- EXERCISE REQUIREMENTS
Your task is to repeat the entries exactly. Leave the pictures out.
-- BEGIN --
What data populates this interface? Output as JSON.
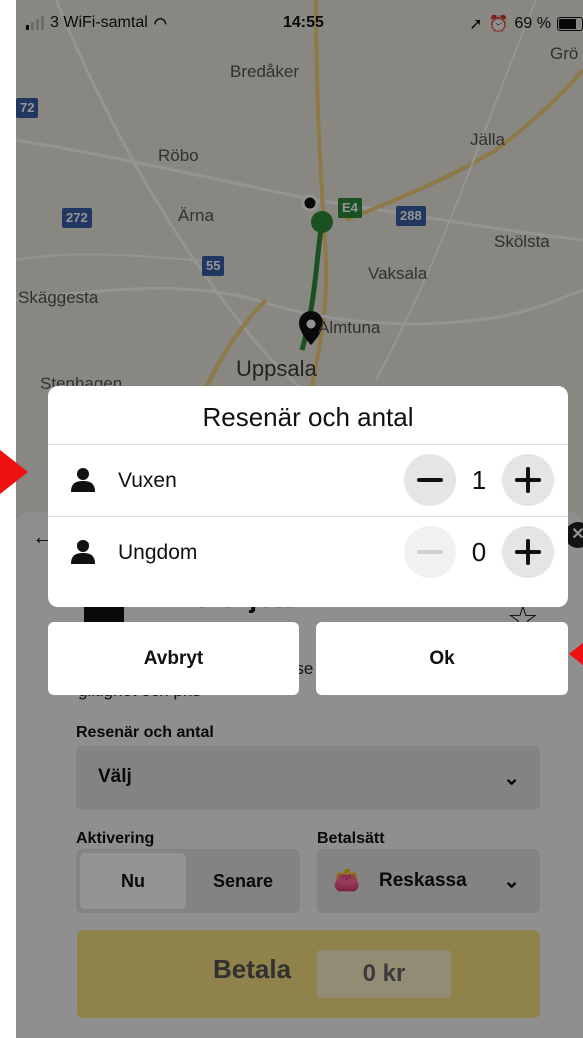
{
  "status_bar": {
    "carrier": "3 WiFi-samtal",
    "time": "14:55",
    "battery": "69 %",
    "battery_level": 0.69
  },
  "map": {
    "places": [
      "Bredåker",
      "Grö",
      "Röbo",
      "Jälla",
      "Ärna",
      "Skölsta",
      "Vaksala",
      "Skäggesta",
      "Almtuna",
      "Uppsala",
      "Stenhagen"
    ],
    "road_shields": [
      "72",
      "272",
      "E4",
      "288",
      "55"
    ],
    "route_color": "#2f8a3c"
  },
  "dialog": {
    "title": "Resenär och antal",
    "rows": [
      {
        "label": "Vuxen",
        "count": "1",
        "minus_enabled": true
      },
      {
        "label": "Ungdom",
        "count": "0",
        "minus_enabled": false
      }
    ],
    "cancel_label": "Avbryt",
    "ok_label": "Ok"
  },
  "sheet": {
    "ticket_title": "Enkelbiljett",
    "description": "Välj resenär och antal för att se biljettens giltighet och pris",
    "travelers_label": "Resenär och antal",
    "travelers_value": "Välj",
    "activation_label": "Aktivering",
    "activation_options": [
      "Nu",
      "Senare"
    ],
    "payment_label": "Betalsätt",
    "payment_value": "Reskassa",
    "pay_label": "Betala",
    "amount": "0 kr",
    "accent_color": "#f7e082"
  },
  "annotation_color": "#ee1111"
}
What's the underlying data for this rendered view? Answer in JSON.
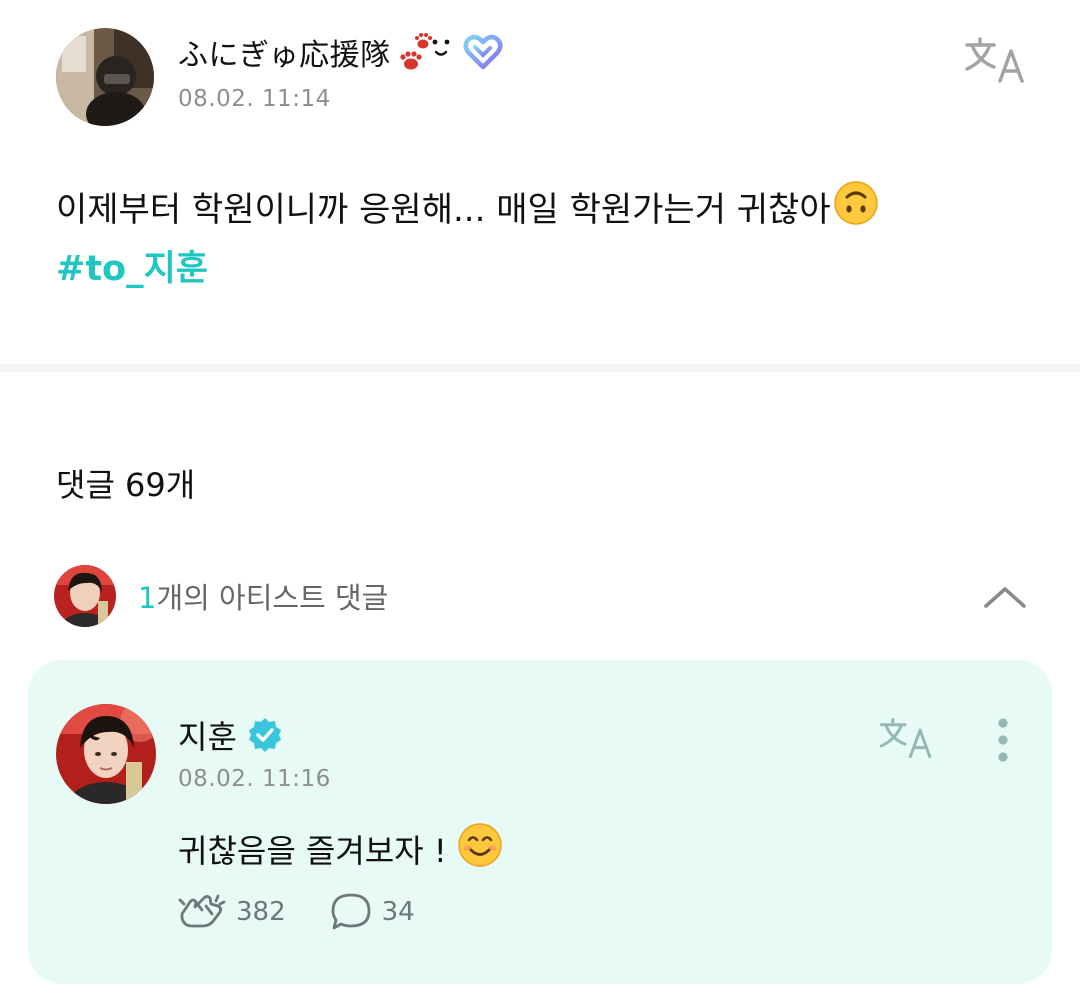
{
  "post": {
    "author": "ふにぎゅ応援隊",
    "time": "08.02. 11:14",
    "text": "이제부터 학원이니까 응원해... 매일 학원가는거 귀찮아",
    "hashtag": "#to_지훈",
    "translate_icon": "translate-icon"
  },
  "comments": {
    "count_label": "댓글 69개",
    "artist_row": {
      "count": "1",
      "label": "개의 아티스트 댓글",
      "toggle_icon": "chevron-up-icon"
    },
    "artist_comment": {
      "author": "지훈",
      "verified_icon": "verified-badge-icon",
      "time": "08.02. 11:16",
      "text": "귀찮음을 즐겨보자 !",
      "likes": "382",
      "replies": "34"
    }
  },
  "colors": {
    "accent": "#1fc7c0",
    "card_bg": "#e7faf6",
    "muted": "#8e8e8e"
  }
}
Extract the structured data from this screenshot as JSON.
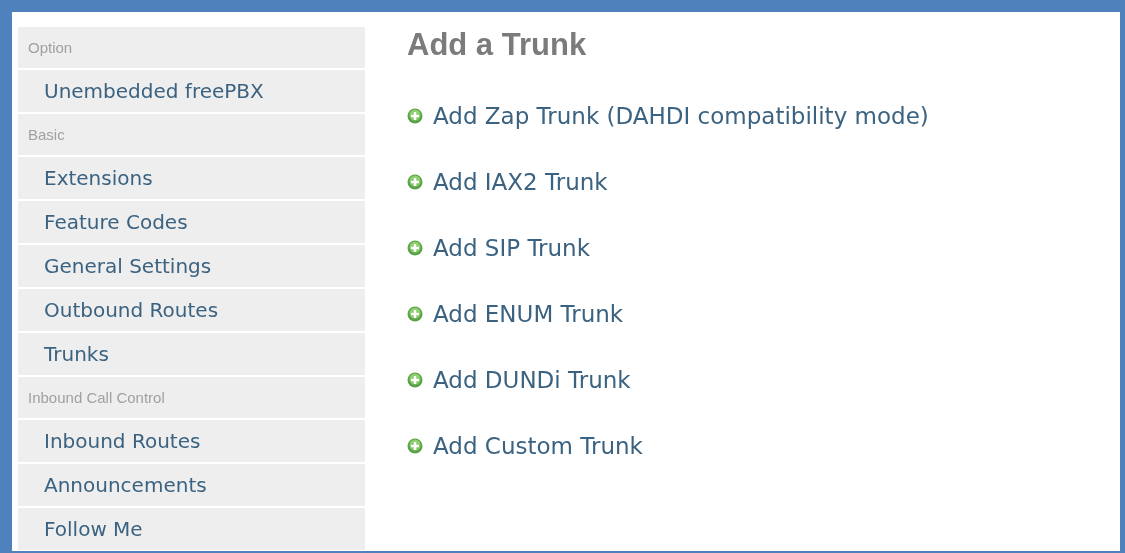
{
  "sidebar": {
    "items": [
      {
        "kind": "header",
        "label": "Option"
      },
      {
        "kind": "link",
        "label": "Unembedded freePBX"
      },
      {
        "kind": "header",
        "label": "Basic"
      },
      {
        "kind": "link",
        "label": "Extensions"
      },
      {
        "kind": "link",
        "label": "Feature Codes"
      },
      {
        "kind": "link",
        "label": "General Settings"
      },
      {
        "kind": "link",
        "label": "Outbound Routes"
      },
      {
        "kind": "link",
        "label": "Trunks"
      },
      {
        "kind": "header",
        "label": "Inbound Call Control"
      },
      {
        "kind": "link",
        "label": "Inbound Routes"
      },
      {
        "kind": "link",
        "label": "Announcements"
      },
      {
        "kind": "link",
        "label": "Follow Me"
      }
    ]
  },
  "content": {
    "title": "Add a Trunk",
    "links": [
      "Add Zap Trunk (DAHDI compatibility mode)",
      "Add IAX2 Trunk",
      "Add SIP Trunk",
      "Add ENUM Trunk",
      "Add DUNDi Trunk",
      "Add Custom Trunk"
    ]
  }
}
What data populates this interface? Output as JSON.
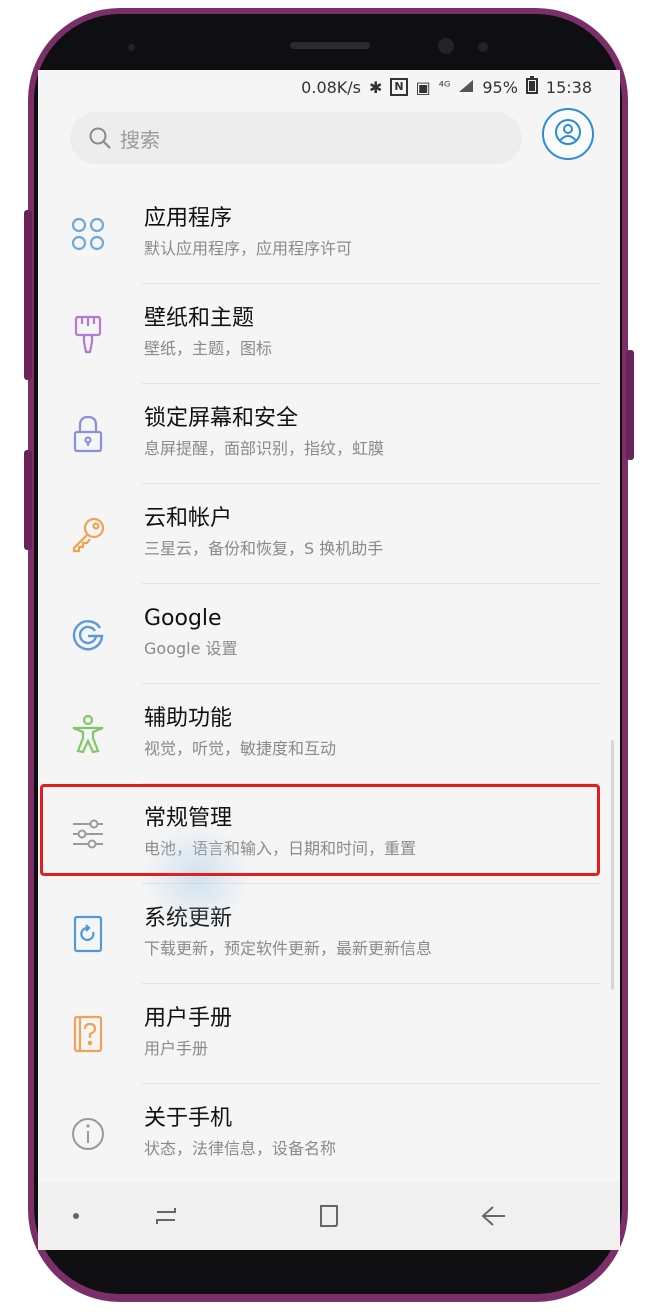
-- END --
- EXERCISE ANSWER
What data populates this interface? Output as JSON.
{
  "status_bar": {
    "carrier": "3 WiFi-samtal",
    "time": "14:55",
    "battery": "69 %",
    "battery_level": 0.69
  },
  "map": {
    "places": [
      "Bredåker",
      "Grö",
      "Röbo",
      "Jälla",
      "Ärna",
      "Skölsta",
      "Vaksala",
      "Skäggesta",
      "Almtuna",
      "Uppsala",
      "Stenhagen"
    ],
    "road_shields": [
      "72",
      "272",
      "E4",
      "288",
      "55"
    ],
    "route_color": "#2f8a3c"
  },
  "dialog": {
    "title": "Resenär och antal",
    "rows": [
      {
        "label": "Vuxen",
        "count": "1",
        "minus_enabled": true
      },
      {
        "label": "Ungdom",
        "count": "0",
        "minus_enabled": false
      }
    ],
    "cancel_label": "Avbryt",
    "ok_label": "Ok"
  },
  "sheet": {
    "ticket_title": "Enkelbiljett",
    "description": "Välj resenär och antal för att se biljettens giltighet och pris",
    "travelers_label": "Resenär och antal",
    "travelers_value": "Välj",
    "activation_label": "Aktivering",
    "activation_options": [
      "Nu",
      "Senare"
    ],
    "payment_label": "Betalsätt",
    "payment_value": "Reskassa",
    "pay_label": "Betala",
    "amount": "0 kr",
    "accent_color": "#f7e082"
  },
  "annotation_color": "#ee1111"
}
What's the underlying data for this rendered view? Answer in JSON.
{
  "post": {
    "author": "ふにぎゅ応援隊",
    "time": "08.02. 11:14",
    "text": "이제부터 학원이니까 응원해... 매일 학원가는거 귀찮아",
    "hashtag": "#to_지훈",
    "translate_icon": "translate-icon"
  },
  "comments": {
    "count_label": "댓글 69개",
    "artist_row": {
      "count": "1",
      "label": "개의 아티스트 댓글",
      "toggle_icon": "chevron-up-icon"
    },
    "artist_comment": {
      "author": "지훈",
      "verified_icon": "verified-badge-icon",
      "time": "08.02. 11:16",
      "text": "귀찮음을 즐겨보자 !",
      "likes": "382",
      "replies": "34"
    }
  },
  "colors": {
    "accent": "#1fc7c0",
    "card_bg": "#e7faf6",
    "muted": "#8e8e8e"
  }
}
Extract the structured data from this screenshot as JSON.
{
  "sidebar": {
    "items": [
      {
        "kind": "header",
        "label": "Option"
      },
      {
        "kind": "link",
        "label": "Unembedded freePBX"
      },
      {
        "kind": "header",
        "label": "Basic"
      },
      {
        "kind": "link",
        "label": "Extensions"
      },
      {
        "kind": "link",
        "label": "Feature Codes"
      },
      {
        "kind": "link",
        "label": "General Settings"
      },
      {
        "kind": "link",
        "label": "Outbound Routes"
      },
      {
        "kind": "link",
        "label": "Trunks"
      },
      {
        "kind": "header",
        "label": "Inbound Call Control"
      },
      {
        "kind": "link",
        "label": "Inbound Routes"
      },
      {
        "kind": "link",
        "label": "Announcements"
      },
      {
        "kind": "link",
        "label": "Follow Me"
      }
    ]
  },
  "content": {
    "title": "Add a Trunk",
    "links": [
      "Add Zap Trunk (DAHDI compatibility mode)",
      "Add IAX2 Trunk",
      "Add SIP Trunk",
      "Add ENUM Trunk",
      "Add DUNDi Trunk",
      "Add Custom Trunk"
    ]
  }
}
What data populates this interface? Output as JSON.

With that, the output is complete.